- _Stored rows_:
* START *
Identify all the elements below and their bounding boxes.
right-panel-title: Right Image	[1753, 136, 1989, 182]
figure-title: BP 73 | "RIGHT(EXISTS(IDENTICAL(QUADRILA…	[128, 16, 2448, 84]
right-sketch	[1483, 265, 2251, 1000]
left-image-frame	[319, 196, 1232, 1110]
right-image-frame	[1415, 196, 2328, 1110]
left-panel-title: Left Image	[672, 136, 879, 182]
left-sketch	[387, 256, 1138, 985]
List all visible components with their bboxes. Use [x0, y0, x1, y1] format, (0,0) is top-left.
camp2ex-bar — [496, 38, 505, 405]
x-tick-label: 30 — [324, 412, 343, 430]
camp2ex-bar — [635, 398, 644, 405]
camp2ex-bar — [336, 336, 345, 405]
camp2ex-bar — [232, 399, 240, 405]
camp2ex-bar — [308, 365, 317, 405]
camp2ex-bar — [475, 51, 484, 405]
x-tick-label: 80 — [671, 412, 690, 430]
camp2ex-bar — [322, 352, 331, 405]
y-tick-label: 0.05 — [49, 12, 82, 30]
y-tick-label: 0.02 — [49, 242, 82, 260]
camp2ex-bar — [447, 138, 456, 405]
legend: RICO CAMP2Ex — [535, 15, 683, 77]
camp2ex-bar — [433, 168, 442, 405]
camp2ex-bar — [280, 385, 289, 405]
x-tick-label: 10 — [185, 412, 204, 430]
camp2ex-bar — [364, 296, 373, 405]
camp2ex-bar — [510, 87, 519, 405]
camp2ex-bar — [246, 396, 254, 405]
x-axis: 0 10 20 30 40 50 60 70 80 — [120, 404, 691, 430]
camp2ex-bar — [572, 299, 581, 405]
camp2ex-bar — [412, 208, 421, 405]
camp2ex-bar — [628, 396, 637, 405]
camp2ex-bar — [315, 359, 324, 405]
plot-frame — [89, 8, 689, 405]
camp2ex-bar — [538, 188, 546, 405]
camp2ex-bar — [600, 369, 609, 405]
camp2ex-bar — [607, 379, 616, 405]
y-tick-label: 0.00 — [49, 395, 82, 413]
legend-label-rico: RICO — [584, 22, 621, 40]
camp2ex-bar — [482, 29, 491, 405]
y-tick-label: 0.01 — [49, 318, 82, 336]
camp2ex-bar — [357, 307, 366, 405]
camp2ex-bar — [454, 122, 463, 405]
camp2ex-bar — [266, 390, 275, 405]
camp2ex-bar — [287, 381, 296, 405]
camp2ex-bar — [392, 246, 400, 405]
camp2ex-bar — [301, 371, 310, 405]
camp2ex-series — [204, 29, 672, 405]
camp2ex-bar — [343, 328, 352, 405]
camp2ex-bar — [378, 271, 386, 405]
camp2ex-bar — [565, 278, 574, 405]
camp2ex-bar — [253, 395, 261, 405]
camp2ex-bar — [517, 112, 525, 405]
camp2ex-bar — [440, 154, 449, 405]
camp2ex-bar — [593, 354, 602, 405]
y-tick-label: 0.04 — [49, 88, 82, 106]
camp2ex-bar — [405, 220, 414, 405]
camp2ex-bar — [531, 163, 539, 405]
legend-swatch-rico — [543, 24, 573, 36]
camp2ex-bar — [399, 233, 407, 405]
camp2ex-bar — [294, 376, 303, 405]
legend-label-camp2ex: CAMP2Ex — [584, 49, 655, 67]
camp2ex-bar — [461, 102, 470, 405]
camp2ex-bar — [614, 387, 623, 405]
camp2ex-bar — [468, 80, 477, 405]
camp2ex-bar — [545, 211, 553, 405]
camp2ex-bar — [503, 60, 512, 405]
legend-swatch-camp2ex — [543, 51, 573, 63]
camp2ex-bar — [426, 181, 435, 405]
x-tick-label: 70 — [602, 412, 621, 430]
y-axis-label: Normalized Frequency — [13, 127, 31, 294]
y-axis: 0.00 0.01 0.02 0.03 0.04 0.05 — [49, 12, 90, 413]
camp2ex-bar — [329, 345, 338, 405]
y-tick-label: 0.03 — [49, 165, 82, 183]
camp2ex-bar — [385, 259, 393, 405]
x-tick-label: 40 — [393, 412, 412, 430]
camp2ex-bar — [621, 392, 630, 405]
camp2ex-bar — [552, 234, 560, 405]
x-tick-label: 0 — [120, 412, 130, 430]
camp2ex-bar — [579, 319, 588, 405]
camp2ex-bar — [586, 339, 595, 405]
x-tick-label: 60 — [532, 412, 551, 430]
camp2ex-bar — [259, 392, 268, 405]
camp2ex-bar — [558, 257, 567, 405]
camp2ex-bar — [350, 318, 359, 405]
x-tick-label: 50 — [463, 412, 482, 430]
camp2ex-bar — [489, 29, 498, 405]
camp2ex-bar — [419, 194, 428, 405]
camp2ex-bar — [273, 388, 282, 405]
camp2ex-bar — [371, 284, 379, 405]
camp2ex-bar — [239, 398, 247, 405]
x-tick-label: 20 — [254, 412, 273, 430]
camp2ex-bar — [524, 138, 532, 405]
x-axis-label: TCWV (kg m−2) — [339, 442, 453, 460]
* END *
- _Exercise description_:
Please update the records above by replacing "camp2ex-bar" with "camp2ex-column" everywhere it occurs. Keep every other line and character unchanged.

- _Written solution_:
Identify all the elements below and their bounding boxes.
right-panel-title: Right Image	[1753, 136, 1989, 182]
figure-title: BP 73 | "RIGHT(EXISTS(IDENTICAL(QUADRILA…	[128, 16, 2448, 84]
right-sketch	[1483, 265, 2251, 1000]
left-image-frame	[319, 196, 1232, 1110]
right-image-frame	[1415, 196, 2328, 1110]
left-panel-title: Left Image	[672, 136, 879, 182]
left-sketch	[387, 256, 1138, 985]
List all visible components with their bboxes. Use [x0, y0, x1, y1] format, (0,0) is top-left.
camp2ex-column — [496, 38, 505, 405]
x-tick-label: 30 — [324, 412, 343, 430]
camp2ex-column — [635, 398, 644, 405]
camp2ex-column — [336, 336, 345, 405]
camp2ex-column — [232, 399, 240, 405]
camp2ex-column — [308, 365, 317, 405]
camp2ex-column — [475, 51, 484, 405]
x-tick-label: 80 — [671, 412, 690, 430]
camp2ex-column — [322, 352, 331, 405]
y-tick-label: 0.05 — [49, 12, 82, 30]
y-tick-label: 0.02 — [49, 242, 82, 260]
camp2ex-column — [447, 138, 456, 405]
legend: RICO CAMP2Ex — [535, 15, 683, 77]
camp2ex-column — [433, 168, 442, 405]
camp2ex-column — [280, 385, 289, 405]
x-tick-label: 10 — [185, 412, 204, 430]
camp2ex-column — [364, 296, 373, 405]
camp2ex-column — [510, 87, 519, 405]
camp2ex-column — [246, 396, 254, 405]
x-axis: 0 10 20 30 40 50 60 70 80 — [120, 404, 691, 430]
camp2ex-column — [572, 299, 581, 405]
camp2ex-column — [412, 208, 421, 405]
camp2ex-column — [628, 396, 637, 405]
camp2ex-column — [315, 359, 324, 405]
plot-frame — [89, 8, 689, 405]
camp2ex-column — [538, 188, 546, 405]
camp2ex-column — [600, 369, 609, 405]
camp2ex-column — [607, 379, 616, 405]
y-tick-label: 0.00 — [49, 395, 82, 413]
legend-label-rico: RICO — [584, 22, 621, 40]
camp2ex-column — [482, 29, 491, 405]
y-tick-label: 0.01 — [49, 318, 82, 336]
camp2ex-column — [357, 307, 366, 405]
camp2ex-column — [454, 122, 463, 405]
camp2ex-column — [266, 390, 275, 405]
camp2ex-column — [287, 381, 296, 405]
camp2ex-column — [392, 246, 400, 405]
camp2ex-column — [301, 371, 310, 405]
camp2ex-series — [204, 29, 672, 405]
camp2ex-column — [343, 328, 352, 405]
camp2ex-column — [378, 271, 386, 405]
camp2ex-column — [565, 278, 574, 405]
camp2ex-column — [253, 395, 261, 405]
camp2ex-column — [517, 112, 525, 405]
camp2ex-column — [440, 154, 449, 405]
camp2ex-column — [593, 354, 602, 405]
y-tick-label: 0.04 — [49, 88, 82, 106]
camp2ex-column — [405, 220, 414, 405]
camp2ex-column — [531, 163, 539, 405]
legend-swatch-rico — [543, 24, 573, 36]
camp2ex-column — [399, 233, 407, 405]
camp2ex-column — [294, 376, 303, 405]
legend-label-camp2ex: CAMP2Ex — [584, 49, 655, 67]
camp2ex-column — [461, 102, 470, 405]
camp2ex-column — [614, 387, 623, 405]
camp2ex-column — [468, 80, 477, 405]
camp2ex-column — [545, 211, 553, 405]
camp2ex-column — [503, 60, 512, 405]
legend-swatch-camp2ex — [543, 51, 573, 63]
camp2ex-column — [426, 181, 435, 405]
x-tick-label: 70 — [602, 412, 621, 430]
y-axis-label: Normalized Frequency — [13, 127, 31, 294]
y-axis: 0.00 0.01 0.02 0.03 0.04 0.05 — [49, 12, 90, 413]
camp2ex-column — [329, 345, 338, 405]
y-tick-label: 0.03 — [49, 165, 82, 183]
camp2ex-column — [385, 259, 393, 405]
x-tick-label: 40 — [393, 412, 412, 430]
camp2ex-column — [621, 392, 630, 405]
camp2ex-column — [552, 234, 560, 405]
x-tick-label: 0 — [120, 412, 130, 430]
camp2ex-column — [579, 319, 588, 405]
camp2ex-column — [586, 339, 595, 405]
x-tick-label: 60 — [532, 412, 551, 430]
camp2ex-column — [259, 392, 268, 405]
camp2ex-column — [558, 257, 567, 405]
camp2ex-column — [350, 318, 359, 405]
x-tick-label: 50 — [463, 412, 482, 430]
camp2ex-column — [489, 29, 498, 405]
camp2ex-column — [419, 194, 428, 405]
camp2ex-column — [273, 388, 282, 405]
camp2ex-column — [371, 284, 379, 405]
camp2ex-column — [239, 398, 247, 405]
x-tick-label: 20 — [254, 412, 273, 430]
camp2ex-column — [524, 138, 532, 405]
x-axis-label: TCWV (kg m−2) — [339, 442, 453, 460]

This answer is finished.